## What the task asks
Identify all lines in the data containing the string "water". Copy them out.

* Start Task inputs *

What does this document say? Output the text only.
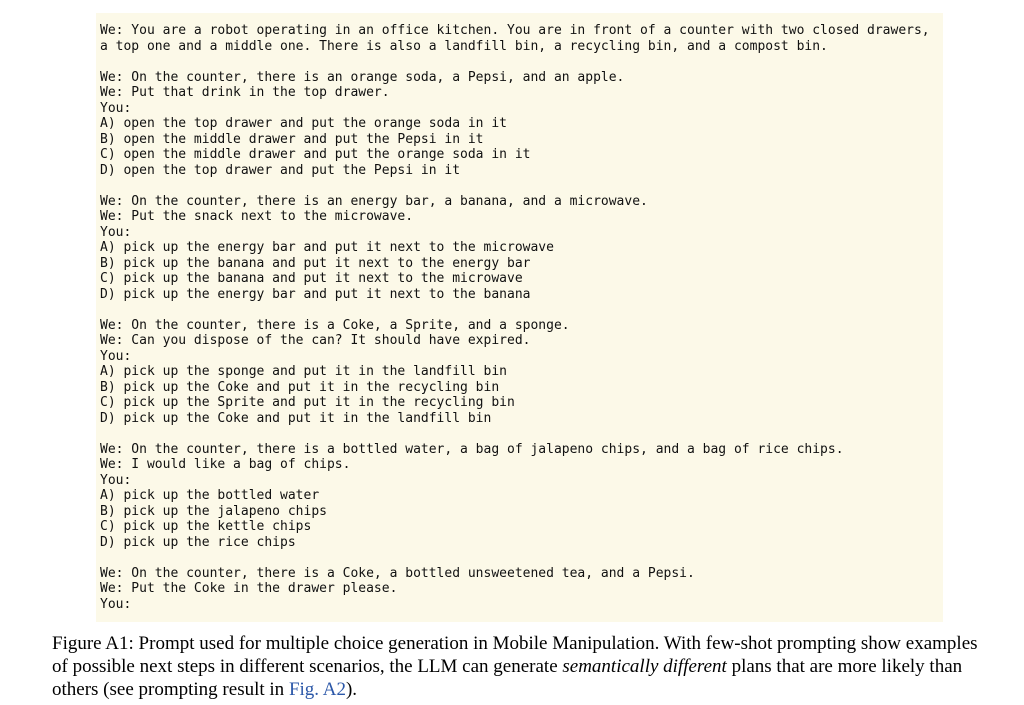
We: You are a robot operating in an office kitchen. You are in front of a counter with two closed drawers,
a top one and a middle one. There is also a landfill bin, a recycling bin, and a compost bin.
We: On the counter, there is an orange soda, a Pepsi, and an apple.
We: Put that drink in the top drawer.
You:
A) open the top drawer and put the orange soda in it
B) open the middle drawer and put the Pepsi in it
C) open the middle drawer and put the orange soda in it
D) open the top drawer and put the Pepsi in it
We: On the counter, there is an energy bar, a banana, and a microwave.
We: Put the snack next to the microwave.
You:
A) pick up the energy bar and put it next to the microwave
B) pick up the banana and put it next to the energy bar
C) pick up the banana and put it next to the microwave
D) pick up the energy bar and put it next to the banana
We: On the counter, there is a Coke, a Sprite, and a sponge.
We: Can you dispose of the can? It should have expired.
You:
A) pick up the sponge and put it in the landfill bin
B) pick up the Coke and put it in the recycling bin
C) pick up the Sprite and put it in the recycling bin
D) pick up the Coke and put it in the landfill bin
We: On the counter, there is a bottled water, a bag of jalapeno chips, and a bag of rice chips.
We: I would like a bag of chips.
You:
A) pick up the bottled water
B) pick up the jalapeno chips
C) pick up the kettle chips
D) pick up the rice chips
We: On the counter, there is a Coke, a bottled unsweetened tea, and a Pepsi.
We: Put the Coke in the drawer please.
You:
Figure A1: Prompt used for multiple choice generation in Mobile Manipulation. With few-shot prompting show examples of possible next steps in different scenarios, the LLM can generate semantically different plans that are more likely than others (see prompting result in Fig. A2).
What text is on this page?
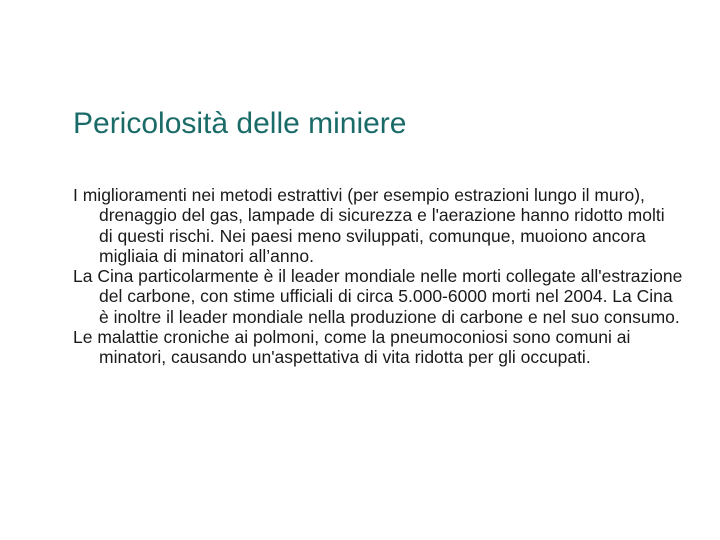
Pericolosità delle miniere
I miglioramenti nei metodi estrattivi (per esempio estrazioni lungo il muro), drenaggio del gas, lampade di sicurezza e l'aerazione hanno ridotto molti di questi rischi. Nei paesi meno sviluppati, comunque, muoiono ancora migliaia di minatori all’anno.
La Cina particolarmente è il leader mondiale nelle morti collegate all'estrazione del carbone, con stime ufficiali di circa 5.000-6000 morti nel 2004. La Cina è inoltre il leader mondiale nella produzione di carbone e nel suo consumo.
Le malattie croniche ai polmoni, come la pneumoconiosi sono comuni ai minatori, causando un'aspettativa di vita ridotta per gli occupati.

* End Task inputs *

## Answer to the problem
We: On the counter, there is a bottled water, a bag of jalapeno chips, and a bag of rice chips.
A) pick up the bottled water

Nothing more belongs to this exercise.